╭─ Task material

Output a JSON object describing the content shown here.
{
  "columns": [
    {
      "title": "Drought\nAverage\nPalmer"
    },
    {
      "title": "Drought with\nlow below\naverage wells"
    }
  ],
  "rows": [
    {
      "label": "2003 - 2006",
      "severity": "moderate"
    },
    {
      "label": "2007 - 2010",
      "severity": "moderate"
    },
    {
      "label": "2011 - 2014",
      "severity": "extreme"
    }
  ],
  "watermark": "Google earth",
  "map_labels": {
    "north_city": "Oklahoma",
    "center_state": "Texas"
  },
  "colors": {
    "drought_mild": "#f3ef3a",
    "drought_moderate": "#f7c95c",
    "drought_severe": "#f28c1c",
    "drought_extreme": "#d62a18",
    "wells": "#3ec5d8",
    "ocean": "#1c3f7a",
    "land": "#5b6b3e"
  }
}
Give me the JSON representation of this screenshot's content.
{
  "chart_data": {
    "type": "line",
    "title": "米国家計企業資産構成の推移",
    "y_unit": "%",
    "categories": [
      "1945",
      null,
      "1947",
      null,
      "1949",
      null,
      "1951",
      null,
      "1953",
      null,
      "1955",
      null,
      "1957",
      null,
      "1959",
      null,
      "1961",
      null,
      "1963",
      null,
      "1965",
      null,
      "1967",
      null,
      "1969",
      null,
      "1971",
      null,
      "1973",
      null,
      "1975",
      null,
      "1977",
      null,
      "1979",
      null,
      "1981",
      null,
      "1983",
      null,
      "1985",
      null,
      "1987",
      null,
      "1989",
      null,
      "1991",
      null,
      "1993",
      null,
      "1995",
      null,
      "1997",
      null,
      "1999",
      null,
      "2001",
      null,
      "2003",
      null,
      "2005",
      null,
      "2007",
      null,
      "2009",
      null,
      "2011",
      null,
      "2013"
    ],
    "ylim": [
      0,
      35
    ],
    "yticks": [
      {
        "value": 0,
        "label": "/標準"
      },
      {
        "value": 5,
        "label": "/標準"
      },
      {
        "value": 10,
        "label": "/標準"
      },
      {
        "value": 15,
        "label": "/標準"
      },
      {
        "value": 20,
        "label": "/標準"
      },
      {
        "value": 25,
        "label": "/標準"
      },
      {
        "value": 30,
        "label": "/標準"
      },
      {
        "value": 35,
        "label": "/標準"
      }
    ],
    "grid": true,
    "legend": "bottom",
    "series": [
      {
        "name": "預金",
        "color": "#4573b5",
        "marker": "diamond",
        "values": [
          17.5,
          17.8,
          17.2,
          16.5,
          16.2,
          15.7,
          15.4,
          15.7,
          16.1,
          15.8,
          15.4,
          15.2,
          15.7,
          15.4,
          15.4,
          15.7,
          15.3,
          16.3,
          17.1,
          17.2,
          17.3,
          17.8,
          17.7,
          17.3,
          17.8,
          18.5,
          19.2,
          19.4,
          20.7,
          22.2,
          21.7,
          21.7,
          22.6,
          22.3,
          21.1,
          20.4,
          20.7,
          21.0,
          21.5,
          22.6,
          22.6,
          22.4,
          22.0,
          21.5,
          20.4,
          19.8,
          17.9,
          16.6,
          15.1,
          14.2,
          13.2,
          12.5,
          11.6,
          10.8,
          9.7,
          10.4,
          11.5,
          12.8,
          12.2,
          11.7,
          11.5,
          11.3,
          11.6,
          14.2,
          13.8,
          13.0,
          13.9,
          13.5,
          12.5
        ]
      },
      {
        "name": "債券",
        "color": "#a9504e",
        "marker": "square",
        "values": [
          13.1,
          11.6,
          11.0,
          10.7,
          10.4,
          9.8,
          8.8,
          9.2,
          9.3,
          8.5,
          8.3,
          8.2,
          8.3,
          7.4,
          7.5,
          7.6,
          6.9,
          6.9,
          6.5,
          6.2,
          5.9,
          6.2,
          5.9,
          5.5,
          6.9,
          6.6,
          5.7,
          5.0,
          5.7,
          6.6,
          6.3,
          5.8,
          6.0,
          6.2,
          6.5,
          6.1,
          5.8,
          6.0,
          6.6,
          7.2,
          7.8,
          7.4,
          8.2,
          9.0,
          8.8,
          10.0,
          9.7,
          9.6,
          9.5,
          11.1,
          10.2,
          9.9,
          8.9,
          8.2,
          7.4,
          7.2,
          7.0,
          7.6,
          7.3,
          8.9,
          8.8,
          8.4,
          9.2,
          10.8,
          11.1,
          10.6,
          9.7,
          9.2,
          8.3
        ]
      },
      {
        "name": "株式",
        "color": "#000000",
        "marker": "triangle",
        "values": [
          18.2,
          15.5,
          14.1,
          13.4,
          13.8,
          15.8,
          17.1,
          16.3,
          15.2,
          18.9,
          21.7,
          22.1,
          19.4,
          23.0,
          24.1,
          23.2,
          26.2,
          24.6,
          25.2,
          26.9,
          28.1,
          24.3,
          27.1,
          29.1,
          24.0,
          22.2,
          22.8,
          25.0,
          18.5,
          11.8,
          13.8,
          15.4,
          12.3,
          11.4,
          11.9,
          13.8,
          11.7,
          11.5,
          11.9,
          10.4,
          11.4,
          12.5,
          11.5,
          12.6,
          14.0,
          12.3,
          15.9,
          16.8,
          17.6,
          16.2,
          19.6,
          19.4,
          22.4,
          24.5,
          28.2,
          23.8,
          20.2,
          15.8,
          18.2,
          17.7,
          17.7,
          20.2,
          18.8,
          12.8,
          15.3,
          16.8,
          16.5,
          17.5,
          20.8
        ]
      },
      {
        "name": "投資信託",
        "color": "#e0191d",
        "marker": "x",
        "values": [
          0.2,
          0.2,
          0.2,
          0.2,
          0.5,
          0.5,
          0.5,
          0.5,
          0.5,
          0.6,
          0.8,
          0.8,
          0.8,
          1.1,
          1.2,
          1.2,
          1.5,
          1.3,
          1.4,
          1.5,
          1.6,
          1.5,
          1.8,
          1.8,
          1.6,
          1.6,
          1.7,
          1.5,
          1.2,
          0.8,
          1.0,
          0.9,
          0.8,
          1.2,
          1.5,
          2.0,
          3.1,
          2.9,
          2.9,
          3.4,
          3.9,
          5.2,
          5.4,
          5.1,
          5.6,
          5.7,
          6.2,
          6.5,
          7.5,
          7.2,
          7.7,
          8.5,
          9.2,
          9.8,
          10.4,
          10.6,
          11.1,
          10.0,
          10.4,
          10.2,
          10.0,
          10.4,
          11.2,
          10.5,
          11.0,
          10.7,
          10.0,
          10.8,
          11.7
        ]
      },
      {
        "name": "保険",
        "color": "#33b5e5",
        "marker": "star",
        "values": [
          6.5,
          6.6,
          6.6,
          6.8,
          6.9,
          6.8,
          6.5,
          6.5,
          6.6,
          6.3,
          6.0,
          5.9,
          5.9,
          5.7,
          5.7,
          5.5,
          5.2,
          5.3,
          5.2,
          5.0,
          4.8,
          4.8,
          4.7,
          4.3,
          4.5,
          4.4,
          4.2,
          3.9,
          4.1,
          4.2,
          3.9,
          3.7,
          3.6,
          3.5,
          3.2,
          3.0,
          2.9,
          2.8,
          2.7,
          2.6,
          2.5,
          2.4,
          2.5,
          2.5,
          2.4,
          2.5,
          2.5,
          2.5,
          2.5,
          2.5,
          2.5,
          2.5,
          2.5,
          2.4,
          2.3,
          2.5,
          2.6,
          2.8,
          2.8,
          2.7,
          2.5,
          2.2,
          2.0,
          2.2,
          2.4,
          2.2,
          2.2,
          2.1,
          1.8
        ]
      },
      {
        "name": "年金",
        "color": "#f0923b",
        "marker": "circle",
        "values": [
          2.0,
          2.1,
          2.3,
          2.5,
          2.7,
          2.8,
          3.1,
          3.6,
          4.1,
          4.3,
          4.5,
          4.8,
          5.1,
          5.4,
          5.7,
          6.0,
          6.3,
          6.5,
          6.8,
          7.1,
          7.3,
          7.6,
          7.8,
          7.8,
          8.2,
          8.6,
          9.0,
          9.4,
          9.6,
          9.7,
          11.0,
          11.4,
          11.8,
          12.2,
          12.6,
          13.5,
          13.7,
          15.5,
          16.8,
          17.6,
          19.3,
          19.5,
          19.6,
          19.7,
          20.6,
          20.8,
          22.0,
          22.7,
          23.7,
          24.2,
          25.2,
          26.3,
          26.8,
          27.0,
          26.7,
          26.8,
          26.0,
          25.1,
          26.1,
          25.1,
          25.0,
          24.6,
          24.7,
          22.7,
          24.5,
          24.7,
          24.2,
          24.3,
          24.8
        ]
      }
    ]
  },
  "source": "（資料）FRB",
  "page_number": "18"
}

╰─

- Task statement:
Select every line in the records above that contains the word "wells".

- Output below:
      "title": "Drought with\nlow below\naverage wells"
    "wells": "#3ec5d8",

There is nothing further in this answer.